(Goal):
Search the material for the string "page", then return every line where it is found.

==== Dataset excerpts ====

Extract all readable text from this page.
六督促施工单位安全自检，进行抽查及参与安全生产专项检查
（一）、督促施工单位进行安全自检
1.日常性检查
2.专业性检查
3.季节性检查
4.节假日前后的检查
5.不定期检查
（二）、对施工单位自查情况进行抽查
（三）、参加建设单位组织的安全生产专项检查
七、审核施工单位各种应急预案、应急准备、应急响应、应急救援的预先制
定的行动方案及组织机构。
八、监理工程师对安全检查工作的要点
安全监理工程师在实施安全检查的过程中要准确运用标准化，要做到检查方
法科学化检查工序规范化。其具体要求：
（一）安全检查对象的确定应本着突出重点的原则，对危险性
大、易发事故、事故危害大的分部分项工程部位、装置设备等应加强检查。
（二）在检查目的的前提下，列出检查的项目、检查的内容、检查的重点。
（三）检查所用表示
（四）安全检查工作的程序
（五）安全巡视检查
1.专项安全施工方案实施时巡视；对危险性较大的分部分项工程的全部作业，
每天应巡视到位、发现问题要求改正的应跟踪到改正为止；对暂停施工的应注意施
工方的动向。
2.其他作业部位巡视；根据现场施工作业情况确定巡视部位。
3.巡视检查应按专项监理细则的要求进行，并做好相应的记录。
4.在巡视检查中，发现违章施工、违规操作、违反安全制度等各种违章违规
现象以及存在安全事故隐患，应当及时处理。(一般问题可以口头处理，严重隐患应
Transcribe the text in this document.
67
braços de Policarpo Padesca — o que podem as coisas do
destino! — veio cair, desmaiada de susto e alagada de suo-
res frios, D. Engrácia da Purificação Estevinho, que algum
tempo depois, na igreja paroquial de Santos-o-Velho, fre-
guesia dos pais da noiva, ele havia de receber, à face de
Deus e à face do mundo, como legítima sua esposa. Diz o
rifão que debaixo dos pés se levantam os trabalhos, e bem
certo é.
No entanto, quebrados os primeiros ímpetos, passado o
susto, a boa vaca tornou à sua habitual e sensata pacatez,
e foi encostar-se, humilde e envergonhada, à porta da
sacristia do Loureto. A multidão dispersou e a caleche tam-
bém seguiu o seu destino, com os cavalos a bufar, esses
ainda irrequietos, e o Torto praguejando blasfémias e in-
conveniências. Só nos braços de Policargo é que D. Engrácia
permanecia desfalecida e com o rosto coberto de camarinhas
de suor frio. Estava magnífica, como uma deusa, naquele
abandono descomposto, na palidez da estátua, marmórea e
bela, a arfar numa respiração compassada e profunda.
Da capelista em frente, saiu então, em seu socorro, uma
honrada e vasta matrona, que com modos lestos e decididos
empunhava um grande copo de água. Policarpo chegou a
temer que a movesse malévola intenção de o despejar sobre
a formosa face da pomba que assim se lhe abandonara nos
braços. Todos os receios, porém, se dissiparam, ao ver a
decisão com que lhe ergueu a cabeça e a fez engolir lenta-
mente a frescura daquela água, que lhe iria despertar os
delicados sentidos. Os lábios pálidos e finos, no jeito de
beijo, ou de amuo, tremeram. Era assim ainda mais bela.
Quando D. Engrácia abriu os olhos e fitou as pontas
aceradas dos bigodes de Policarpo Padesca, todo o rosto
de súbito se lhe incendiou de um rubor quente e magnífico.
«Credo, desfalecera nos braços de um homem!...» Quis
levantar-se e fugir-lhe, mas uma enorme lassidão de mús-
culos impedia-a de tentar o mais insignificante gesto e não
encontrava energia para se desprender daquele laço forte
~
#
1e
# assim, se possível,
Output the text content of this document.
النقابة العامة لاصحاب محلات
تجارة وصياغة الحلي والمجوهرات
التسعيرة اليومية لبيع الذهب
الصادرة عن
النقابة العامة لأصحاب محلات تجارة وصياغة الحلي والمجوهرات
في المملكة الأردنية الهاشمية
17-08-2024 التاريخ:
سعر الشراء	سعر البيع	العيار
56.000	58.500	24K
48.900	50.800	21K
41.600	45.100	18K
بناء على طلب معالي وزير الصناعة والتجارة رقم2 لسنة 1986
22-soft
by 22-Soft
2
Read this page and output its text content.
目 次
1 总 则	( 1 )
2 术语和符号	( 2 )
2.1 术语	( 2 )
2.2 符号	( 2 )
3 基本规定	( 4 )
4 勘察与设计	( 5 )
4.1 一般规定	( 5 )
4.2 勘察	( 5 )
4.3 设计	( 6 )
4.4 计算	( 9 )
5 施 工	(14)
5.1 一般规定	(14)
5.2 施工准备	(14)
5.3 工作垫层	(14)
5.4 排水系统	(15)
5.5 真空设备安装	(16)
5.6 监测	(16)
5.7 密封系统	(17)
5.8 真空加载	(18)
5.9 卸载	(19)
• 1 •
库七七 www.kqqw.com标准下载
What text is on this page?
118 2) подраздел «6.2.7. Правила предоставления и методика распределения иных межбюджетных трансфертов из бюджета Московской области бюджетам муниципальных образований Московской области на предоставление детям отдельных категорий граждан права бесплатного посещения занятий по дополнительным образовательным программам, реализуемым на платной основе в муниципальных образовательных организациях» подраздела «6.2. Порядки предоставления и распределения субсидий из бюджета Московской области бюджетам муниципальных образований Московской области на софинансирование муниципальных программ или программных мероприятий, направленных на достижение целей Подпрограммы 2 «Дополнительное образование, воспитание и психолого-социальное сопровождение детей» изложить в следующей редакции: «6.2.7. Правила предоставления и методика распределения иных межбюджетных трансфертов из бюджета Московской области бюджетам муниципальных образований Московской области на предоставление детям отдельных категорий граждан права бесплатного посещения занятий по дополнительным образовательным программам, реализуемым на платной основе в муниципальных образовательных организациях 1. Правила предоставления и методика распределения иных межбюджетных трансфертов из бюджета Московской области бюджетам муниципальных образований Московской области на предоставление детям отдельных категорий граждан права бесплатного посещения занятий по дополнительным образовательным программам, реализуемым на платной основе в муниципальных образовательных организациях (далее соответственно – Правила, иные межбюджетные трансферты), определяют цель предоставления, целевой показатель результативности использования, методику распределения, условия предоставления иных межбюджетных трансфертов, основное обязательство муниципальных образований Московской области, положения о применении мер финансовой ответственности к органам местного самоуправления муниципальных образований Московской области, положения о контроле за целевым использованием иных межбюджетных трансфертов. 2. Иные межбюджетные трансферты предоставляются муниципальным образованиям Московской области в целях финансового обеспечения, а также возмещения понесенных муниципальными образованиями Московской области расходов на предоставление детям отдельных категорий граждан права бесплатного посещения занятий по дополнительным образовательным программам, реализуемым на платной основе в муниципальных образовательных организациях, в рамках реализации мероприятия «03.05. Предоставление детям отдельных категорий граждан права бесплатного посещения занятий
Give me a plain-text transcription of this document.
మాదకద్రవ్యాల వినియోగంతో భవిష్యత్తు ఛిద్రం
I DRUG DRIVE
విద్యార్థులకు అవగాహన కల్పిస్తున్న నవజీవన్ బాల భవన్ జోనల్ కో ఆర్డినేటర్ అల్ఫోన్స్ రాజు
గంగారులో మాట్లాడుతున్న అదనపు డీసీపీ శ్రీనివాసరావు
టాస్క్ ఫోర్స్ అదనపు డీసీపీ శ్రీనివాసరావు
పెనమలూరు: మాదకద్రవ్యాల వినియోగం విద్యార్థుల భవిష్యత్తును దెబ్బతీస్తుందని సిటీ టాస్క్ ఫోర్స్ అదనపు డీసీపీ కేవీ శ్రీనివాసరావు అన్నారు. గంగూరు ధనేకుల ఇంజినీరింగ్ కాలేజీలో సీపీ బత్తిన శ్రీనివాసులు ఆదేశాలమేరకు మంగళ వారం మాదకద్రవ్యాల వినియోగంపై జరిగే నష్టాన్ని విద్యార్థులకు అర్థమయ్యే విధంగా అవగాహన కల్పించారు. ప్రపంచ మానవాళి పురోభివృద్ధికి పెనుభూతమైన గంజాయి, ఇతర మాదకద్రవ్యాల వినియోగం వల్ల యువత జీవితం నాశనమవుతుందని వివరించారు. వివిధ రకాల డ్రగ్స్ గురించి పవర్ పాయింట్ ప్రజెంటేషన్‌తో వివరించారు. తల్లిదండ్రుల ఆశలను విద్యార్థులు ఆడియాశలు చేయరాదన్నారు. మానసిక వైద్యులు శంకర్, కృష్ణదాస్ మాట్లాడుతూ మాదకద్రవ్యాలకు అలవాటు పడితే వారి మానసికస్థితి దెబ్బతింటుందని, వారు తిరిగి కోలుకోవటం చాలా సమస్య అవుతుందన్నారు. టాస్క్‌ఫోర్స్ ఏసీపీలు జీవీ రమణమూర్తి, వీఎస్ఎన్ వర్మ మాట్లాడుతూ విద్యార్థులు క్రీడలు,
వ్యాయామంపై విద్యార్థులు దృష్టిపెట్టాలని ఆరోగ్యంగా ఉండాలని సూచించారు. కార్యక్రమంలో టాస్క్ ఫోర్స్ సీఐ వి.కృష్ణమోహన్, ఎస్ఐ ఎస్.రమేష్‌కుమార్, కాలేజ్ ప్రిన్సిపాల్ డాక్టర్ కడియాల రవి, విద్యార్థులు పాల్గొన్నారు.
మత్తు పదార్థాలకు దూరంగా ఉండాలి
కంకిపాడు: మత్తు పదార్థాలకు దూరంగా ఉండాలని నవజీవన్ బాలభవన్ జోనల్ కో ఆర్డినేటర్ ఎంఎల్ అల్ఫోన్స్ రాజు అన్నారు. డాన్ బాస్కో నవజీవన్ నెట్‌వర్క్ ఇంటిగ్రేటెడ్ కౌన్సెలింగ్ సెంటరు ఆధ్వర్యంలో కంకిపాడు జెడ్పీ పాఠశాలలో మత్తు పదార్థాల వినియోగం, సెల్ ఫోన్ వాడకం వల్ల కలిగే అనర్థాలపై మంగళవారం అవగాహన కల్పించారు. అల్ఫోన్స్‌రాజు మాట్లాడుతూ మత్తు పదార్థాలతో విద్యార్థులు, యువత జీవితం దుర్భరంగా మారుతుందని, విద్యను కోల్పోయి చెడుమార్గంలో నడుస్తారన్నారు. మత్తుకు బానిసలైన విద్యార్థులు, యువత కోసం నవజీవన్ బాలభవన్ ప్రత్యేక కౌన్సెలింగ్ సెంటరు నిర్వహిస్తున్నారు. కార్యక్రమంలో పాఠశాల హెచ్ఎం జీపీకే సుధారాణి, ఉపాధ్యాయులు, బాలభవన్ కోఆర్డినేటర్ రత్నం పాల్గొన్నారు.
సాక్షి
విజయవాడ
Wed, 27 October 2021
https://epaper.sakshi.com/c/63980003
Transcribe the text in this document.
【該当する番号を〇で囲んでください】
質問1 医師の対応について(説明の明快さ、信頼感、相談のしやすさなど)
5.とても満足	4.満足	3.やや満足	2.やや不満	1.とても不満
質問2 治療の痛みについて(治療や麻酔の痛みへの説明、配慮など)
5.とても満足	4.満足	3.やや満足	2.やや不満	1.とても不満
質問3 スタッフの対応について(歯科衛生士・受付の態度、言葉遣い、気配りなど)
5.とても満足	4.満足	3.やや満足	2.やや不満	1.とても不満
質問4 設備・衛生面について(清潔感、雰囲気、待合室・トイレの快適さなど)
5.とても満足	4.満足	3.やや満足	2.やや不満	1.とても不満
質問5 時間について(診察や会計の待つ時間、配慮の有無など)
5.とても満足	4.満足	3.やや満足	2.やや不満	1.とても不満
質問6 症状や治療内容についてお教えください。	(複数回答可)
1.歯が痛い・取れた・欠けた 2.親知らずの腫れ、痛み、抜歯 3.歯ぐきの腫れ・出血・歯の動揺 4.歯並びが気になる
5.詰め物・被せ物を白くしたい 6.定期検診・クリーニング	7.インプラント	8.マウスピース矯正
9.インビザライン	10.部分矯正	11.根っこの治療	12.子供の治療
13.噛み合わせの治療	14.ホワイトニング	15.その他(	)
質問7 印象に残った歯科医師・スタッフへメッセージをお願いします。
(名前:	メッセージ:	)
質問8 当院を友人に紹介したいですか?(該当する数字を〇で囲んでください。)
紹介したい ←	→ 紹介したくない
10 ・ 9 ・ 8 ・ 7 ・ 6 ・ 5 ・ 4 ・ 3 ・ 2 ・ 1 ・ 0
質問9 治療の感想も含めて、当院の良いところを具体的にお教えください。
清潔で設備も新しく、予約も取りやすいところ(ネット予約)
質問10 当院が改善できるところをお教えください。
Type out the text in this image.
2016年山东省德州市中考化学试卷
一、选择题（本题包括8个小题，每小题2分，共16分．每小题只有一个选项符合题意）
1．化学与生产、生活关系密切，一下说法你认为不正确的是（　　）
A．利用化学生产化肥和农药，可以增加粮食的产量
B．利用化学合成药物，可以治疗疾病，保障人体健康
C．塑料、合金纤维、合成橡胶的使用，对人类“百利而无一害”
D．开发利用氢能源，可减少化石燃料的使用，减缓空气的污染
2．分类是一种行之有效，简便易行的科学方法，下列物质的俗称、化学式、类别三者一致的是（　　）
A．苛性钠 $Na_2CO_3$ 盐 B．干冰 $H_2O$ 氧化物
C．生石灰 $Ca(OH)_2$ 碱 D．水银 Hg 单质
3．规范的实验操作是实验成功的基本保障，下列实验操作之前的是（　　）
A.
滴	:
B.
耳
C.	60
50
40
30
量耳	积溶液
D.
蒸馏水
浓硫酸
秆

====

(Full response):
Extract all readable text from this page.
Read this page and output its text content.
What text is on this page?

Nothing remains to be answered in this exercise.